_EXERCISE REQUIREMENTS_
Transcribe the material word for word, but without the images.

_ENTRIES_
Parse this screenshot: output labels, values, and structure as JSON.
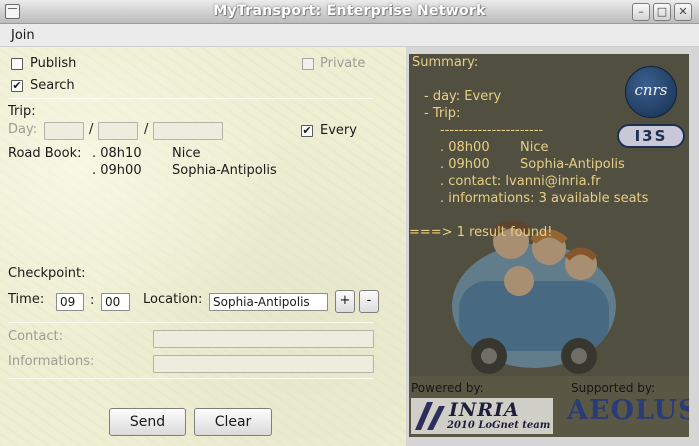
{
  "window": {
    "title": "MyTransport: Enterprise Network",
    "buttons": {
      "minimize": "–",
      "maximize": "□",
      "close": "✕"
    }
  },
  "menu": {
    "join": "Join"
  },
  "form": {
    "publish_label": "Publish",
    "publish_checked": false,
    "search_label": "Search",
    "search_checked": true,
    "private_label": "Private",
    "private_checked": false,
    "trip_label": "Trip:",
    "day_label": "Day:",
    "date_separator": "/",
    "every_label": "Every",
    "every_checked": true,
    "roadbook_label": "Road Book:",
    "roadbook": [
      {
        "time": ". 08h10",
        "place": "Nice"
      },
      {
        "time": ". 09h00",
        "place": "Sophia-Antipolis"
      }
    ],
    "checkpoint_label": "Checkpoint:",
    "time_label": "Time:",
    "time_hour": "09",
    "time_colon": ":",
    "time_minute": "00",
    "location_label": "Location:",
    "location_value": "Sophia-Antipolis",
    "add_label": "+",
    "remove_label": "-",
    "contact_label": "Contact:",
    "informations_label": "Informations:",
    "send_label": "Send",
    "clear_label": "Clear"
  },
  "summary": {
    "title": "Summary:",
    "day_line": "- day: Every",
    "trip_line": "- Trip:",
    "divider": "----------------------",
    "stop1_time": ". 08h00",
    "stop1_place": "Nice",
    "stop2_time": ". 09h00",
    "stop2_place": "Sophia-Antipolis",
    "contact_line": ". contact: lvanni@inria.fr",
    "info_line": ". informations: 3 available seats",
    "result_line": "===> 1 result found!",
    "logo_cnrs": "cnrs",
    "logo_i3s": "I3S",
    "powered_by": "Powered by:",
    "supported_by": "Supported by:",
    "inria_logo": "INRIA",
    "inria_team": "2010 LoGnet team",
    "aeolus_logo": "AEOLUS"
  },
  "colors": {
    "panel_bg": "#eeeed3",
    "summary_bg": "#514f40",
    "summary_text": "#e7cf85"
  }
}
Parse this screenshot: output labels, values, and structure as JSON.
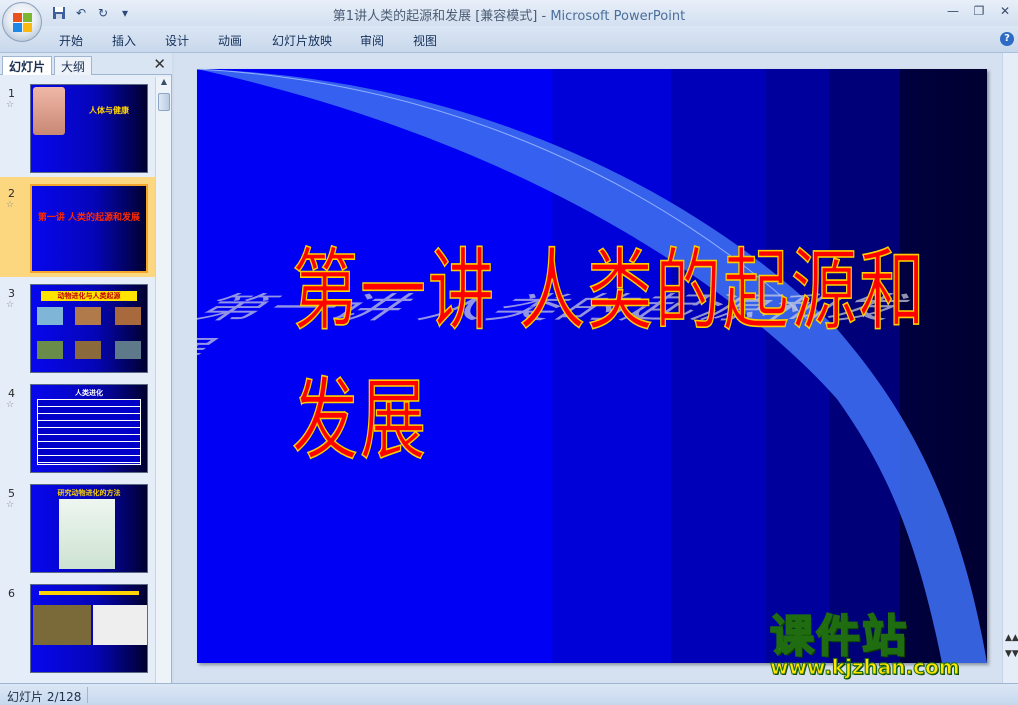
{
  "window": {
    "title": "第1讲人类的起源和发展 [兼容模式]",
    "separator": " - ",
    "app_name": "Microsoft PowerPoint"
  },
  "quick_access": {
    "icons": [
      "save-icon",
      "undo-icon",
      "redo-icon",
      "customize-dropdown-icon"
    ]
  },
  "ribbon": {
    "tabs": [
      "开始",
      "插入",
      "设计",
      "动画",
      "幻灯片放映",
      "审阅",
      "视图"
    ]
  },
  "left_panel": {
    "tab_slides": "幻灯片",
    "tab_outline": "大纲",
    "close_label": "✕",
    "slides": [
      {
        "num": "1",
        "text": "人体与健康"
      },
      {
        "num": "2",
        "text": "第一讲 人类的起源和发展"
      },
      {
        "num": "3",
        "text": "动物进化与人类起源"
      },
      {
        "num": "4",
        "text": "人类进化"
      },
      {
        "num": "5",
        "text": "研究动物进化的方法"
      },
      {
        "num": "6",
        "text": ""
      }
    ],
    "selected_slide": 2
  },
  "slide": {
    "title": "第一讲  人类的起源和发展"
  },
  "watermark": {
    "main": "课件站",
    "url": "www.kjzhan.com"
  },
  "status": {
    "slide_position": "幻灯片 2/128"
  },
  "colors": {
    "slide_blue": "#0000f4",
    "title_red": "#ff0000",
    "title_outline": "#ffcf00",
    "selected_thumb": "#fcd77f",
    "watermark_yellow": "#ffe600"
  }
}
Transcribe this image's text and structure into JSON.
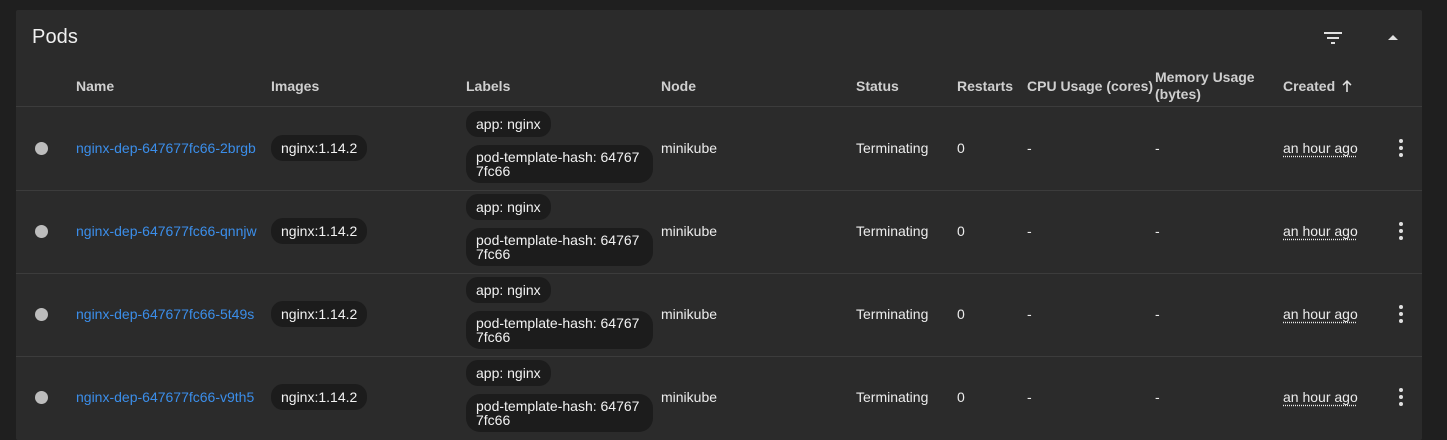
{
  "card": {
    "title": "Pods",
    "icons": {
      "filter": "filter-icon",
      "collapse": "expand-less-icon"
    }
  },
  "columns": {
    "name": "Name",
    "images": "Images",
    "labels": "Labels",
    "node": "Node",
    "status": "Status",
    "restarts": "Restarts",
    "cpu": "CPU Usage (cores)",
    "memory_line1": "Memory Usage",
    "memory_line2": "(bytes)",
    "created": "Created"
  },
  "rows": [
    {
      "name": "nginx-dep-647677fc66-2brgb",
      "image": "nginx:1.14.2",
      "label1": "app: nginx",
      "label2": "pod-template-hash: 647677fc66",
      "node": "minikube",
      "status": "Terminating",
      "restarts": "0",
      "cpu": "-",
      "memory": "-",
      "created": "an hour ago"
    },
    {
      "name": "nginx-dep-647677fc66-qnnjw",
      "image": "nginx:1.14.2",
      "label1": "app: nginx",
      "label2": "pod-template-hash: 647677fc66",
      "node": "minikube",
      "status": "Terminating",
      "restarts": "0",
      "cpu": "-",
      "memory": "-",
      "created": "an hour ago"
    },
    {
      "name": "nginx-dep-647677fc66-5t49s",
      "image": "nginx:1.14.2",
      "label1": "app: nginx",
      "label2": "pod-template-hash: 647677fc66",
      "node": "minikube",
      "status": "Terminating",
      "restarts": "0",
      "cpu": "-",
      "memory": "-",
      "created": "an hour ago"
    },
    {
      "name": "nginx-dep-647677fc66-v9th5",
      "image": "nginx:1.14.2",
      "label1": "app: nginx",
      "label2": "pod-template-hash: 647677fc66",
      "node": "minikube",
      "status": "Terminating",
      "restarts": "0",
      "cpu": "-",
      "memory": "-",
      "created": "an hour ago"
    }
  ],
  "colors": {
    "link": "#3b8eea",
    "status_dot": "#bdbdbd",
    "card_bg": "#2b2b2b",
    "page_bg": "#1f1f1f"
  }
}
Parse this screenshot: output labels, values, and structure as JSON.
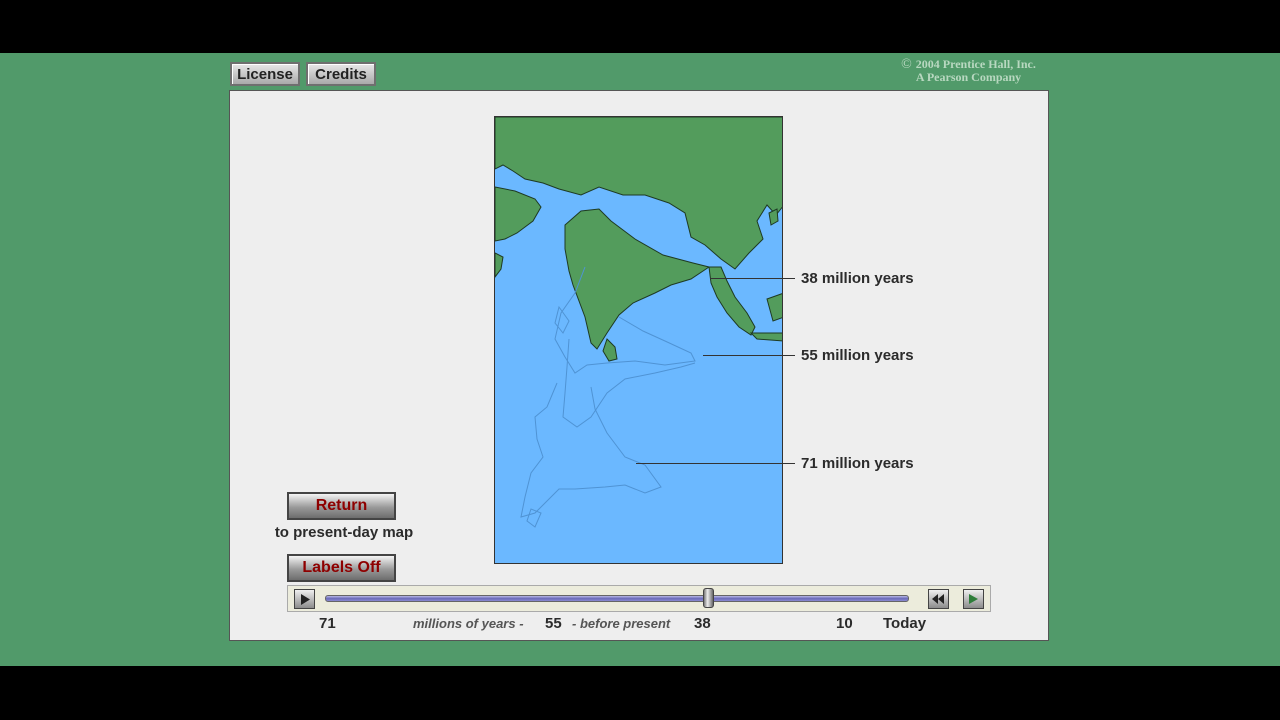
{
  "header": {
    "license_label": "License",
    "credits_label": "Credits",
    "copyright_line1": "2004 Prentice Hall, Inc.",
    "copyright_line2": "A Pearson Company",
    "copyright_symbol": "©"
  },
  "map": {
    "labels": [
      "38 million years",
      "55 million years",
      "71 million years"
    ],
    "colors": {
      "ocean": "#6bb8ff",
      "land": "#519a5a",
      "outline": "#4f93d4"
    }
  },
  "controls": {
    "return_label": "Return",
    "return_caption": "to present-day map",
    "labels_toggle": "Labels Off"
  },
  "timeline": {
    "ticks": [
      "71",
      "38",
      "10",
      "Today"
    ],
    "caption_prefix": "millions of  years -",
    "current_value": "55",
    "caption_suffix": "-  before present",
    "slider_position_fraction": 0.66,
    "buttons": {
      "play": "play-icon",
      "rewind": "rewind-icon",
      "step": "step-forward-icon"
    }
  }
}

_FINISHED TASK_
Parse this screenshot: output labels, values, and structure as JSON.
{
  "window": {
    "title": "MyTransport: Enterprise Network",
    "buttons": {
      "minimize": "–",
      "maximize": "□",
      "close": "✕"
    }
  },
  "menu": {
    "join": "Join"
  },
  "form": {
    "publish_label": "Publish",
    "publish_checked": false,
    "search_label": "Search",
    "search_checked": true,
    "private_label": "Private",
    "private_checked": false,
    "trip_label": "Trip:",
    "day_label": "Day:",
    "date_separator": "/",
    "every_label": "Every",
    "every_checked": true,
    "roadbook_label": "Road Book:",
    "roadbook": [
      {
        "time": ". 08h10",
        "place": "Nice"
      },
      {
        "time": ". 09h00",
        "place": "Sophia-Antipolis"
      }
    ],
    "checkpoint_label": "Checkpoint:",
    "time_label": "Time:",
    "time_hour": "09",
    "time_colon": ":",
    "time_minute": "00",
    "location_label": "Location:",
    "location_value": "Sophia-Antipolis",
    "add_label": "+",
    "remove_label": "-",
    "contact_label": "Contact:",
    "informations_label": "Informations:",
    "send_label": "Send",
    "clear_label": "Clear"
  },
  "summary": {
    "title": "Summary:",
    "day_line": "- day: Every",
    "trip_line": "- Trip:",
    "divider": "----------------------",
    "stop1_time": ". 08h00",
    "stop1_place": "Nice",
    "stop2_time": ". 09h00",
    "stop2_place": "Sophia-Antipolis",
    "contact_line": ". contact: lvanni@inria.fr",
    "info_line": ". informations: 3 available seats",
    "result_line": "===> 1 result found!",
    "logo_cnrs": "cnrs",
    "logo_i3s": "I3S",
    "powered_by": "Powered by:",
    "supported_by": "Supported by:",
    "inria_logo": "INRIA",
    "inria_team": "2010 LoGnet team",
    "aeolus_logo": "AEOLUS"
  },
  "colors": {
    "panel_bg": "#eeeed3",
    "summary_bg": "#514f40",
    "summary_text": "#e7cf85"
  }
}
Parse this screenshot: output labels, values, and structure as JSON.
{
  "window": {
    "title": "第1讲人类的起源和发展 [兼容模式]",
    "separator": " - ",
    "app_name": "Microsoft PowerPoint"
  },
  "quick_access": {
    "icons": [
      "save-icon",
      "undo-icon",
      "redo-icon",
      "customize-dropdown-icon"
    ]
  },
  "ribbon": {
    "tabs": [
      "开始",
      "插入",
      "设计",
      "动画",
      "幻灯片放映",
      "审阅",
      "视图"
    ]
  },
  "left_panel": {
    "tab_slides": "幻灯片",
    "tab_outline": "大纲",
    "close_label": "✕",
    "slides": [
      {
        "num": "1",
        "text": "人体与健康"
      },
      {
        "num": "2",
        "text": "第一讲 人类的起源和发展"
      },
      {
        "num": "3",
        "text": "动物进化与人类起源"
      },
      {
        "num": "4",
        "text": "人类进化"
      },
      {
        "num": "5",
        "text": "研究动物进化的方法"
      },
      {
        "num": "6",
        "text": ""
      }
    ],
    "selected_slide": 2
  },
  "slide": {
    "title": "第一讲  人类的起源和发展"
  },
  "watermark": {
    "main": "课件站",
    "url": "www.kjzhan.com"
  },
  "status": {
    "slide_position": "幻灯片 2/128"
  },
  "colors": {
    "slide_blue": "#0000f4",
    "title_red": "#ff0000",
    "title_outline": "#ffcf00",
    "selected_thumb": "#fcd77f",
    "watermark_yellow": "#ffe600"
  }
}
Transcribe this image's text and structure into JSON.
{
  "card": {
    "title": "Pods",
    "icons": {
      "filter": "filter-icon",
      "collapse": "expand-less-icon"
    }
  },
  "columns": {
    "name": "Name",
    "images": "Images",
    "labels": "Labels",
    "node": "Node",
    "status": "Status",
    "restarts": "Restarts",
    "cpu": "CPU Usage (cores)",
    "memory_line1": "Memory Usage",
    "memory_line2": "(bytes)",
    "created": "Created"
  },
  "rows": [
    {
      "name": "nginx-dep-647677fc66-2brgb",
      "image": "nginx:1.14.2",
      "label1": "app: nginx",
      "label2": "pod-template-hash: 647677fc66",
      "node": "minikube",
      "status": "Terminating",
      "restarts": "0",
      "cpu": "-",
      "memory": "-",
      "created": "an hour ago"
    },
    {
      "name": "nginx-dep-647677fc66-qnnjw",
      "image": "nginx:1.14.2",
      "label1": "app: nginx",
      "label2": "pod-template-hash: 647677fc66",
      "node": "minikube",
      "status": "Terminating",
      "restarts": "0",
      "cpu": "-",
      "memory": "-",
      "created": "an hour ago"
    },
    {
      "name": "nginx-dep-647677fc66-5t49s",
      "image": "nginx:1.14.2",
      "label1": "app: nginx",
      "label2": "pod-template-hash: 647677fc66",
      "node": "minikube",
      "status": "Terminating",
      "restarts": "0",
      "cpu": "-",
      "memory": "-",
      "created": "an hour ago"
    },
    {
      "name": "nginx-dep-647677fc66-v9th5",
      "image": "nginx:1.14.2",
      "label1": "app: nginx",
      "label2": "pod-template-hash: 647677fc66",
      "node": "minikube",
      "status": "Terminating",
      "restarts": "0",
      "cpu": "-",
      "memory": "-",
      "created": "an hour ago"
    }
  ],
  "colors": {
    "link": "#3b8eea",
    "status_dot": "#bdbdbd",
    "card_bg": "#2b2b2b",
    "page_bg": "#1f1f1f"
  }
}
Parse this screenshot: output labels, values, and structure as JSON.
{
  "header": {
    "license_label": "License",
    "credits_label": "Credits",
    "copyright_line1": "2004 Prentice Hall, Inc.",
    "copyright_line2": "A Pearson Company",
    "copyright_symbol": "©"
  },
  "map": {
    "labels": [
      "38 million years",
      "55 million years",
      "71 million years"
    ],
    "colors": {
      "ocean": "#6bb8ff",
      "land": "#519a5a",
      "outline": "#4f93d4"
    }
  },
  "controls": {
    "return_label": "Return",
    "return_caption": "to present-day map",
    "labels_toggle": "Labels Off"
  },
  "timeline": {
    "ticks": [
      "71",
      "38",
      "10",
      "Today"
    ],
    "caption_prefix": "millions of  years -",
    "current_value": "55",
    "caption_suffix": "-  before present",
    "slider_position_fraction": 0.66,
    "buttons": {
      "play": "play-icon",
      "rewind": "rewind-icon",
      "step": "step-forward-icon"
    }
  }
}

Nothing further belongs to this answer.